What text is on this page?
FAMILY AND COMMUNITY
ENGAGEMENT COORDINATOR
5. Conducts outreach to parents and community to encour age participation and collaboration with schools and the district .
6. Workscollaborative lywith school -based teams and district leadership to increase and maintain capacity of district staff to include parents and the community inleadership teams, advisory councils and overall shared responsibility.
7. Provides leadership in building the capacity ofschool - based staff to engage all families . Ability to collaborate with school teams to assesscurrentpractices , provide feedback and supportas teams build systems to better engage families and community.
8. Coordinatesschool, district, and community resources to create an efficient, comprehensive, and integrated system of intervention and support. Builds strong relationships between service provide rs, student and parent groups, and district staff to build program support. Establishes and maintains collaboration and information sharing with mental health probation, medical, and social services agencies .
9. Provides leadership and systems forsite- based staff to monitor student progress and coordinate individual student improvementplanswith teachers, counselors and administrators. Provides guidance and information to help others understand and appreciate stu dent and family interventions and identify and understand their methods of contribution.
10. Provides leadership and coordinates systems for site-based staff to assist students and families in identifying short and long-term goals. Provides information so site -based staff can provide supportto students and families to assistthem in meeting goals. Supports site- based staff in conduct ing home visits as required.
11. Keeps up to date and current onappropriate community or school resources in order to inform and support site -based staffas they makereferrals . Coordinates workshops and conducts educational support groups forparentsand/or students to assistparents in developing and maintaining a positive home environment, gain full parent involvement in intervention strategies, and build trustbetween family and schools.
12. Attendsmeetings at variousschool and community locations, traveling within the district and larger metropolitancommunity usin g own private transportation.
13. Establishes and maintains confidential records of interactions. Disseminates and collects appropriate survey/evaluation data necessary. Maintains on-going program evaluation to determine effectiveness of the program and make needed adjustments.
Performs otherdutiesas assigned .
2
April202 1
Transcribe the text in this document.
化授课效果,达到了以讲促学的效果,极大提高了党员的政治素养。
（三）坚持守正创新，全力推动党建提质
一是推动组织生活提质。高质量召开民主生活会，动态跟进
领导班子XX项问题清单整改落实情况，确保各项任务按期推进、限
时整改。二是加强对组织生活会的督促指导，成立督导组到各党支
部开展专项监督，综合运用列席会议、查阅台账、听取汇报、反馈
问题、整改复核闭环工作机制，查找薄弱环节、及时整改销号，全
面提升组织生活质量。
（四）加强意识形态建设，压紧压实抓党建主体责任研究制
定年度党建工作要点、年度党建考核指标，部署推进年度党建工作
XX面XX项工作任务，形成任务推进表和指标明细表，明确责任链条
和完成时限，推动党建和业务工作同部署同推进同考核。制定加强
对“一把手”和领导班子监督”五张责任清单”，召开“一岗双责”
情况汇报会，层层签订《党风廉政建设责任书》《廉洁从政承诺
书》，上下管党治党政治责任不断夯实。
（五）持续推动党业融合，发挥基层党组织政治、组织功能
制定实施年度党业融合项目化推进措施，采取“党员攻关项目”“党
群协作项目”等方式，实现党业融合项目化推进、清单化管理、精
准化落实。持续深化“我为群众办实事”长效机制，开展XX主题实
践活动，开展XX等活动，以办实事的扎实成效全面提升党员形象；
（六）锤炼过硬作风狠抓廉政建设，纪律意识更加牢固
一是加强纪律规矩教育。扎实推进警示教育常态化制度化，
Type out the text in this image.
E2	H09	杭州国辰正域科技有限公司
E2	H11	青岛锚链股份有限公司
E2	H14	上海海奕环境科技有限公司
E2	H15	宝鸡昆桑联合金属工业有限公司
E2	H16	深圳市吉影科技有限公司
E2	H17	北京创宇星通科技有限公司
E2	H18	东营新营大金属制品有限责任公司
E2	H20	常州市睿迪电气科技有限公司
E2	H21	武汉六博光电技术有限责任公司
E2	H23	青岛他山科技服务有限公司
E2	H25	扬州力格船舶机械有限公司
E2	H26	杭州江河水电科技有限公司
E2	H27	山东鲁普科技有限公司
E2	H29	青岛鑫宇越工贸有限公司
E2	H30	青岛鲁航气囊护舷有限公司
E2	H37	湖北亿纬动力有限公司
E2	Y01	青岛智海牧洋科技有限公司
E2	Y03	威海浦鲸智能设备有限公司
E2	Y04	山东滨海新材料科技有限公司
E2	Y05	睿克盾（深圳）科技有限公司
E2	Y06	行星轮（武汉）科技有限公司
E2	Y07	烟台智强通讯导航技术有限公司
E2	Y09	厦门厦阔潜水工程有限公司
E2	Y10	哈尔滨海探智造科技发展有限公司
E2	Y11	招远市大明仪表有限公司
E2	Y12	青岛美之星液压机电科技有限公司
┄┄┄┄┄┄┄┄┄┄
▸ **To be done**: From the line holding "Type out the text in this image." through the last line above, reproduce each line exactly and add nothing.

▸ **The completed task**:
Type out the text in this image.
E2	H09	杭州国辰正域科技有限公司
E2	H11	青岛锚链股份有限公司
E2	H14	上海海奕环境科技有限公司
E2	H15	宝鸡昆桑联合金属工业有限公司
E2	H16	深圳市吉影科技有限公司
E2	H17	北京创宇星通科技有限公司
E2	H18	东营新营大金属制品有限责任公司
E2	H20	常州市睿迪电气科技有限公司
E2	H21	武汉六博光电技术有限责任公司
E2	H23	青岛他山科技服务有限公司
E2	H25	扬州力格船舶机械有限公司
E2	H26	杭州江河水电科技有限公司
E2	H27	山东鲁普科技有限公司
E2	H29	青岛鑫宇越工贸有限公司
E2	H30	青岛鲁航气囊护舷有限公司
E2	H37	湖北亿纬动力有限公司
E2	Y01	青岛智海牧洋科技有限公司
E2	Y03	威海浦鲸智能设备有限公司
E2	Y04	山东滨海新材料科技有限公司
E2	Y05	睿克盾（深圳）科技有限公司
E2	Y06	行星轮（武汉）科技有限公司
E2	Y07	烟台智强通讯导航技术有限公司
E2	Y09	厦门厦阔潜水工程有限公司
E2	Y10	哈尔滨海探智造科技发展有限公司
E2	Y11	招远市大明仪表有限公司
E2	Y12	青岛美之星液压机电科技有限公司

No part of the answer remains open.